[Your goal]: From the data that follows, report how many lines hold the string "Will", giving only the number.

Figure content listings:
>> Begin
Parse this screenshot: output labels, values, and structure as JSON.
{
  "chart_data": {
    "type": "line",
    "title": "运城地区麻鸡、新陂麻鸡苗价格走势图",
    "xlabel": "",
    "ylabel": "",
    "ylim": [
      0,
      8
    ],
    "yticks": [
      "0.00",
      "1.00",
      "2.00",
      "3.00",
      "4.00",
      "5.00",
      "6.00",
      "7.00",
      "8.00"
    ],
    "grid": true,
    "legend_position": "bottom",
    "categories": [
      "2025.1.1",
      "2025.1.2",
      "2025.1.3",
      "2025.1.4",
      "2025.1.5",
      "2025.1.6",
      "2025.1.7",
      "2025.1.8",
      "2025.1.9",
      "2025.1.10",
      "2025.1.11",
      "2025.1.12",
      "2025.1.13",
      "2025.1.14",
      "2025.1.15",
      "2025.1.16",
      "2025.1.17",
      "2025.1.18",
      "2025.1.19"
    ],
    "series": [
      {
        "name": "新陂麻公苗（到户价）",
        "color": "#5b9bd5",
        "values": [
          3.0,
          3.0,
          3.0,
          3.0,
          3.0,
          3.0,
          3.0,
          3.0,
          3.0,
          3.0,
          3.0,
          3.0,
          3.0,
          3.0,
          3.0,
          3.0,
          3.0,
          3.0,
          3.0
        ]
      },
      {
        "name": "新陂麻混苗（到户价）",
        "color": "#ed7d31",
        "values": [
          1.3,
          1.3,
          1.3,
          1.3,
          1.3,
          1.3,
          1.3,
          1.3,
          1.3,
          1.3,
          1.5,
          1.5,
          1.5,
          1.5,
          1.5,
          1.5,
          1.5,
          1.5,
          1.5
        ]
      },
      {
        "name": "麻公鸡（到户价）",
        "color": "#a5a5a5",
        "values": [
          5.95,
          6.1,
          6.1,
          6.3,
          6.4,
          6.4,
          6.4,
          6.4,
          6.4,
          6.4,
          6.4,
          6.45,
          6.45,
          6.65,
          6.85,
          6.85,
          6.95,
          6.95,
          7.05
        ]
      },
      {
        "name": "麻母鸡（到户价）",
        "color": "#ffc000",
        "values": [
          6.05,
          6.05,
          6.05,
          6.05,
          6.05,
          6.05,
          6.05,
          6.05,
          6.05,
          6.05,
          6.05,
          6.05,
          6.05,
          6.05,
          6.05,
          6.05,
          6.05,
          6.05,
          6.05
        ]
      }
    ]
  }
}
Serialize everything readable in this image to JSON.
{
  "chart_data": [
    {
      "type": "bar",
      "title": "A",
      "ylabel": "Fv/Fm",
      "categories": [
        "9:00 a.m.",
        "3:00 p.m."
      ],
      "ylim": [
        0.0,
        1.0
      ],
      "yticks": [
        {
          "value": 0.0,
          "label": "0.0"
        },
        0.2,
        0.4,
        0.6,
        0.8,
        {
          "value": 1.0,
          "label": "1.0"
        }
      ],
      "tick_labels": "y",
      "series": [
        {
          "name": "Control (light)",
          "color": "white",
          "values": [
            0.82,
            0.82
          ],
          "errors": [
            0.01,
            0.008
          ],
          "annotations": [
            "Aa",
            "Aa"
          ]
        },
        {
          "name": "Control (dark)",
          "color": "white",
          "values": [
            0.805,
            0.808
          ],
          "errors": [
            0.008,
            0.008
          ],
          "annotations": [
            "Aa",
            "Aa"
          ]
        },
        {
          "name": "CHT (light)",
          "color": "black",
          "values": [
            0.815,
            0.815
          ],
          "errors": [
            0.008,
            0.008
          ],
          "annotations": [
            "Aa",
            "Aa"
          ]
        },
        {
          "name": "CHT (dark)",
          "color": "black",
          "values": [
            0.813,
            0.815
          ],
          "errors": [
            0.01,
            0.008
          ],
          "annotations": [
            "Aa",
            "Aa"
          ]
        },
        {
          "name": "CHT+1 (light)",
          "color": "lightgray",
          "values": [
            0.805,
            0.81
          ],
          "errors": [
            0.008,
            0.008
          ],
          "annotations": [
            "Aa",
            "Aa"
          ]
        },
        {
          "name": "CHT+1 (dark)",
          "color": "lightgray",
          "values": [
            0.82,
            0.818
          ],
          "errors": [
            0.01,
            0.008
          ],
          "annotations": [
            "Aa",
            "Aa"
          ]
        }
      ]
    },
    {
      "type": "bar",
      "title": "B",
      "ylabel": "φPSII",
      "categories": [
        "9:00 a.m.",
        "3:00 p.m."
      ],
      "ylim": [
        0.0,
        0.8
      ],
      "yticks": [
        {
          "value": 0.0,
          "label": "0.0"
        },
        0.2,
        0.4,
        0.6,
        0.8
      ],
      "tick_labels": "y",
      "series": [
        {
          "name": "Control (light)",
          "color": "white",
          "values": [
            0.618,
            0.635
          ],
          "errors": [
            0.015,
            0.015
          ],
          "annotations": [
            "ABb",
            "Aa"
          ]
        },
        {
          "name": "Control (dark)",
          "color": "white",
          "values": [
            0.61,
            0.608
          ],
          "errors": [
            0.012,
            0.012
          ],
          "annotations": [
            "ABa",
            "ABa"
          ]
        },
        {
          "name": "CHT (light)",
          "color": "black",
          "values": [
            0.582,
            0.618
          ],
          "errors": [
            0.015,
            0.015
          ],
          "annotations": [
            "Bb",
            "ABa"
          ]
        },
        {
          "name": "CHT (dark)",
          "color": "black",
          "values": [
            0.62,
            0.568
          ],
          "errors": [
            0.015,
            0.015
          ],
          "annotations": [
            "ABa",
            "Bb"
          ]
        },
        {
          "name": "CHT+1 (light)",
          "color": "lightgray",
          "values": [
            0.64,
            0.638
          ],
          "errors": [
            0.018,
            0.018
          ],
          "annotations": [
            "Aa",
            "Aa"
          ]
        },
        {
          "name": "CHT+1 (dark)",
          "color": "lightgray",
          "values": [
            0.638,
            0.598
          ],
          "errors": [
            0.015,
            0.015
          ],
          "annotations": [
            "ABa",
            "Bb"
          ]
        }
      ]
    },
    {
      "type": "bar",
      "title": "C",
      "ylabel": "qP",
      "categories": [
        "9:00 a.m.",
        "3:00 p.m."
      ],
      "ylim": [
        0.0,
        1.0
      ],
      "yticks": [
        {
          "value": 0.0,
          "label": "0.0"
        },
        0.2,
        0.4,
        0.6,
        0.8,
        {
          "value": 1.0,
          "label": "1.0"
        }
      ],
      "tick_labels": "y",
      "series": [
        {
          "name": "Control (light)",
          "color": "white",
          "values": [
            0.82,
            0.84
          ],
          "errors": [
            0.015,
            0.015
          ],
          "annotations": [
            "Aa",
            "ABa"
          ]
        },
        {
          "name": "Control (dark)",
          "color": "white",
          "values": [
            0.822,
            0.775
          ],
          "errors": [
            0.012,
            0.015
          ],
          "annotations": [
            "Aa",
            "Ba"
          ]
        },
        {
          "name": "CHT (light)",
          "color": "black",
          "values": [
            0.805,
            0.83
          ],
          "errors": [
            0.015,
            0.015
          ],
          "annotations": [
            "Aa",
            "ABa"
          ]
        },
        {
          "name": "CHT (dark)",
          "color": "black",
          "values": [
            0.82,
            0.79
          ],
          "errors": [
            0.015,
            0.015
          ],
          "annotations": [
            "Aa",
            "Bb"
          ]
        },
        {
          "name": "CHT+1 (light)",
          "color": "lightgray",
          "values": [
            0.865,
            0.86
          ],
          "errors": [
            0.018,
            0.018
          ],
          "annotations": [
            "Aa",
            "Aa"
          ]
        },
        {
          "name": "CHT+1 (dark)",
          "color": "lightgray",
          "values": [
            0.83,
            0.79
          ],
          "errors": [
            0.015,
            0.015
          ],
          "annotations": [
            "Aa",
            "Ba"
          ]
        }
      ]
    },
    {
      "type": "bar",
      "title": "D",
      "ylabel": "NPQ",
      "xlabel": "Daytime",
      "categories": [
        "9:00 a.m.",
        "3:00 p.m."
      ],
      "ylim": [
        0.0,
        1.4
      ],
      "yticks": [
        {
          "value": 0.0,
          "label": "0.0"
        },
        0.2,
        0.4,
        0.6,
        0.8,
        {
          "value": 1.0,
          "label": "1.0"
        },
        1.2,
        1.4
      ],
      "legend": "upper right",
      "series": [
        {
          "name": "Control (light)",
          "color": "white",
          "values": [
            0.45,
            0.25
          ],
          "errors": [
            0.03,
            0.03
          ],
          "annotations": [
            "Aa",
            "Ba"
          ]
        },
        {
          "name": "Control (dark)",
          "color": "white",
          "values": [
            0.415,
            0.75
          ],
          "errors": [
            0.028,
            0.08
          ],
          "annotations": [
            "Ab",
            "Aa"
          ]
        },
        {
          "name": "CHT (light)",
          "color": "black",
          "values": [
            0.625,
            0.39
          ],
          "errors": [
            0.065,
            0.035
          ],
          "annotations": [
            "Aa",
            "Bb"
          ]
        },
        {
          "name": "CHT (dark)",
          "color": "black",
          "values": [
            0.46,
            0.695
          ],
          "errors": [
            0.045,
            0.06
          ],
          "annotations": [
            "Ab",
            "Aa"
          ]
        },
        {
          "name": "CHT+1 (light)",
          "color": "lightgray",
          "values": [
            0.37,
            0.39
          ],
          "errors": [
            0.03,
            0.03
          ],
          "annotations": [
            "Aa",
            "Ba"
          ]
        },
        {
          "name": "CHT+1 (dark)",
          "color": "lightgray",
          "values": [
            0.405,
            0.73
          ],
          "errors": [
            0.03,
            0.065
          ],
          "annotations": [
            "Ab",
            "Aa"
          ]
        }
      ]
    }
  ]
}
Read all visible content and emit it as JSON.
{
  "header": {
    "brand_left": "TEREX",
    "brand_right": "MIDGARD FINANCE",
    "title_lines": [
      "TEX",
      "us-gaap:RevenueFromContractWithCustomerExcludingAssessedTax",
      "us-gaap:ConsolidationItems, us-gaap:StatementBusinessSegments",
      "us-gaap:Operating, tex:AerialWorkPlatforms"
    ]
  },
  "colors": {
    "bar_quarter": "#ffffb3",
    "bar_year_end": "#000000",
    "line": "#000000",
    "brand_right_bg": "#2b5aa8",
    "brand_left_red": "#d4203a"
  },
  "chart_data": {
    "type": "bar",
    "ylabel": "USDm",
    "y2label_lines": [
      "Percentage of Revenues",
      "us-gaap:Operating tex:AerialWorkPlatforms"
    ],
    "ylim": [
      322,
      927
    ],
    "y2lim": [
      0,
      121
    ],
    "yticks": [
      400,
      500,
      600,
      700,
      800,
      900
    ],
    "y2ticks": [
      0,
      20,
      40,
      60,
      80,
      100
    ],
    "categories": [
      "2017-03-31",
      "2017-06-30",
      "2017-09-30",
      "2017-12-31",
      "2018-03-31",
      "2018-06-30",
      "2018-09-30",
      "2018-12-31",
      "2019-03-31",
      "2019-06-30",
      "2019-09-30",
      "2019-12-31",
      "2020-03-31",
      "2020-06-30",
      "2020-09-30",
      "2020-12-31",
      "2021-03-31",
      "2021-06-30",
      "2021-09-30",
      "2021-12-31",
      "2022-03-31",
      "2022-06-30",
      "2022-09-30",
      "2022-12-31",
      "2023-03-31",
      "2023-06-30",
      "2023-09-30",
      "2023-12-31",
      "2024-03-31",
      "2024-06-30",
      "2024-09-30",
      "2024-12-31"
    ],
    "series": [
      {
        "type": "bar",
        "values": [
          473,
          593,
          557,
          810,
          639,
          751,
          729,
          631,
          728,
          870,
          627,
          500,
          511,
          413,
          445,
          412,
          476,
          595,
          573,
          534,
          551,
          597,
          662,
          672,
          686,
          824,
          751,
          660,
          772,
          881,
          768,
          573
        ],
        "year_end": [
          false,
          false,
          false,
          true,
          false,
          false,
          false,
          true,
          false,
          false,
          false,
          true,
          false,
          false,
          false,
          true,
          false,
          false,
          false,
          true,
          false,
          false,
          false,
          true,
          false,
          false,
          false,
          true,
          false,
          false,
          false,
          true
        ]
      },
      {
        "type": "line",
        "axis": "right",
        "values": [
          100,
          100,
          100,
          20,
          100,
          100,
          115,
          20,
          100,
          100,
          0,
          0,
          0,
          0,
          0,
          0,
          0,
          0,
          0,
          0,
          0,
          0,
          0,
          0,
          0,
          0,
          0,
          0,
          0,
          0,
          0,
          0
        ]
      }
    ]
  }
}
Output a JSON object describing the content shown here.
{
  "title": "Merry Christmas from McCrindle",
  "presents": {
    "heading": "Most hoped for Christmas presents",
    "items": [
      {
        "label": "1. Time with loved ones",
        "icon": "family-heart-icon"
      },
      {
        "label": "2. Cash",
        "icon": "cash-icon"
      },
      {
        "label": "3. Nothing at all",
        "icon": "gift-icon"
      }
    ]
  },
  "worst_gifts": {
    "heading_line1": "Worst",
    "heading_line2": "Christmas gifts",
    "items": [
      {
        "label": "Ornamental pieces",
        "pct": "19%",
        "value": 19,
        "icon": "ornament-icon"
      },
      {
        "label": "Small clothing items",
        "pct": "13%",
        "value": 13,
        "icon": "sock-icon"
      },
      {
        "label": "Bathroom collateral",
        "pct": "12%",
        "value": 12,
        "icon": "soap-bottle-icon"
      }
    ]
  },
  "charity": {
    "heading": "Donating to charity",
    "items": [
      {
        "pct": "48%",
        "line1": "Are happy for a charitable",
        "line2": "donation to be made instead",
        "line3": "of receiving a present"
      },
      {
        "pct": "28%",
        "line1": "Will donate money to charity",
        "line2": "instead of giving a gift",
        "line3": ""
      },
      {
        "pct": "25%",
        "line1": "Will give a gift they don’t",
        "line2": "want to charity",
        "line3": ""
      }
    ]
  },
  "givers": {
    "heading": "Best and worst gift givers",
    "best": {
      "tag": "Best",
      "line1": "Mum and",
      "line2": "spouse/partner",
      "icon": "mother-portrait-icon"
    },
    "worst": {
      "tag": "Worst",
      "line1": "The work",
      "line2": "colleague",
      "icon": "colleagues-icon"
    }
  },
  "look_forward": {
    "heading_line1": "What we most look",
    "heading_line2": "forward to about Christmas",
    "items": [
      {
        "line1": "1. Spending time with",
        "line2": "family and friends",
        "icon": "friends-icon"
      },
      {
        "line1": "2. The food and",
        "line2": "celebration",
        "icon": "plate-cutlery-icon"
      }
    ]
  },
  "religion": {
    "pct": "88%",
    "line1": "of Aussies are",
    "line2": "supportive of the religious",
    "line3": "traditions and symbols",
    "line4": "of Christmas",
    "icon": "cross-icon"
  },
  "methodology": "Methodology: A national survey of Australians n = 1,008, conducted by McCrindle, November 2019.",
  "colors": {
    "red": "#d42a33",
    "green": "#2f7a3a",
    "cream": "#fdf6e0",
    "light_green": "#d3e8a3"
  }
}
>> End
[Response]: 2